> **Work item**: Look at the entries below and reproduce them exactly.

> **Material for this exercise**:
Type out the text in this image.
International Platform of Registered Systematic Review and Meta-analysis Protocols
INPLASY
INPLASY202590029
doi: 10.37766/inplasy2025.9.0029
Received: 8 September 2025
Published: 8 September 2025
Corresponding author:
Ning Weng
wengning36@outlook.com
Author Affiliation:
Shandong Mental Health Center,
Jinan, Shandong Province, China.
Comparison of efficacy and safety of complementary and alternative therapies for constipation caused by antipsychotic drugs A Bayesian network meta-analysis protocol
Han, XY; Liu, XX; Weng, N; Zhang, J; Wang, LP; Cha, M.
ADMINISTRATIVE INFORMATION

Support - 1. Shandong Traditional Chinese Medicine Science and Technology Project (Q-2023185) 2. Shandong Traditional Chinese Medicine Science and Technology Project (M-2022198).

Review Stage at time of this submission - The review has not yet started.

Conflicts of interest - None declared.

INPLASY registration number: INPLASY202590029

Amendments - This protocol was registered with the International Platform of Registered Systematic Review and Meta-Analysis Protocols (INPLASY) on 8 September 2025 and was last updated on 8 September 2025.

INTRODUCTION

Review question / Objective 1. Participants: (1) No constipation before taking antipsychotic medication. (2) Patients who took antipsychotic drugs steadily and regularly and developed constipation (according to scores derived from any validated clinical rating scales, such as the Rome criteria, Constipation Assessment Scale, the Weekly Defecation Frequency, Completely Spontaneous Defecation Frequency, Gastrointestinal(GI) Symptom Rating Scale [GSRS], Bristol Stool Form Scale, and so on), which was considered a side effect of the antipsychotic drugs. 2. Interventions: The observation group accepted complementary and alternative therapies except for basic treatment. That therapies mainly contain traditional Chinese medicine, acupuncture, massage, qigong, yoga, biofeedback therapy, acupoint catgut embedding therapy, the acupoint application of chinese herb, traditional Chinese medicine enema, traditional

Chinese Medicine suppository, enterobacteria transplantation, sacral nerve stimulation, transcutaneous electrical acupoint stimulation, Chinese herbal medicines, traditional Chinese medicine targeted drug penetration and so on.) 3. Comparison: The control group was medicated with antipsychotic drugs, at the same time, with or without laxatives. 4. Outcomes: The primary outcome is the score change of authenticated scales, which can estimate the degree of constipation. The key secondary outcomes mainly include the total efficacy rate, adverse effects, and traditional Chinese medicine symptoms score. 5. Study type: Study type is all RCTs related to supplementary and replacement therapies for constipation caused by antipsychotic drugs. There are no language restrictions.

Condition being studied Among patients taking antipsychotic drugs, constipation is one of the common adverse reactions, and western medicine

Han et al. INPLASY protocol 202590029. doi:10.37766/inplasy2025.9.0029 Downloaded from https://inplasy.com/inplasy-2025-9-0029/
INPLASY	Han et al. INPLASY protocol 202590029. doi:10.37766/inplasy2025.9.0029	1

> **Result of the task**:
Type out the text in this image.
International Platform of Registered Systematic Review and Meta-analysis Protocols
INPLASY
INPLASY202590029
doi: 10.37766/inplasy2025.9.0029
Received: 8 September 2025
Published: 8 September 2025
Corresponding author:
Ning Weng
wengning36@outlook.com
Author Affiliation:
Shandong Mental Health Center,
Jinan, Shandong Province, China.
Comparison of efficacy and safety of complementary and alternative therapies for constipation caused by antipsychotic drugs A Bayesian network meta-analysis protocol
Han, XY; Liu, XX; Weng, N; Zhang, J; Wang, LP; Cha, M.
ADMINISTRATIVE INFORMATION

Support - 1. Shandong Traditional Chinese Medicine Science and Technology Project (Q-2023185) 2. Shandong Traditional Chinese Medicine Science and Technology Project (M-2022198).

Review Stage at time of this submission - The review has not yet started.

Conflicts of interest - None declared.

INPLASY registration number: INPLASY202590029

Amendments - This protocol was registered with the International Platform of Registered Systematic Review and Meta-Analysis Protocols (INPLASY) on 8 September 2025 and was last updated on 8 September 2025.

INTRODUCTION

Review question / Objective 1. Participants: (1) No constipation before taking antipsychotic medication. (2) Patients who took antipsychotic drugs steadily and regularly and developed constipation (according to scores derived from any validated clinical rating scales, such as the Rome criteria, Constipation Assessment Scale, the Weekly Defecation Frequency, Completely Spontaneous Defecation Frequency, Gastrointestinal(GI) Symptom Rating Scale [GSRS], Bristol Stool Form Scale, and so on), which was considered a side effect of the antipsychotic drugs. 2. Interventions: The observation group accepted complementary and alternative therapies except for basic treatment. That therapies mainly contain traditional Chinese medicine, acupuncture, massage, qigong, yoga, biofeedback therapy, acupoint catgut embedding therapy, the acupoint application of chinese herb, traditional Chinese medicine enema, traditional

Chinese Medicine suppository, enterobacteria transplantation, sacral nerve stimulation, transcutaneous electrical acupoint stimulation, Chinese herbal medicines, traditional Chinese medicine targeted drug penetration and so on.) 3. Comparison: The control group was medicated with antipsychotic drugs, at the same time, with or without laxatives. 4. Outcomes: The primary outcome is the score change of authenticated scales, which can estimate the degree of constipation. The key secondary outcomes mainly include the total efficacy rate, adverse effects, and traditional Chinese medicine symptoms score. 5. Study type: Study type is all RCTs related to supplementary and replacement therapies for constipation caused by antipsychotic drugs. There are no language restrictions.

Condition being studied Among patients taking antipsychotic drugs, constipation is one of the common adverse reactions, and western medicine

Han et al. INPLASY protocol 202590029. doi:10.37766/inplasy2025.9.0029 Downloaded from https://inplasy.com/inplasy-2025-9-0029/
INPLASY	Han et al. INPLASY protocol 202590029. doi:10.37766/inplasy2025.9.0029	1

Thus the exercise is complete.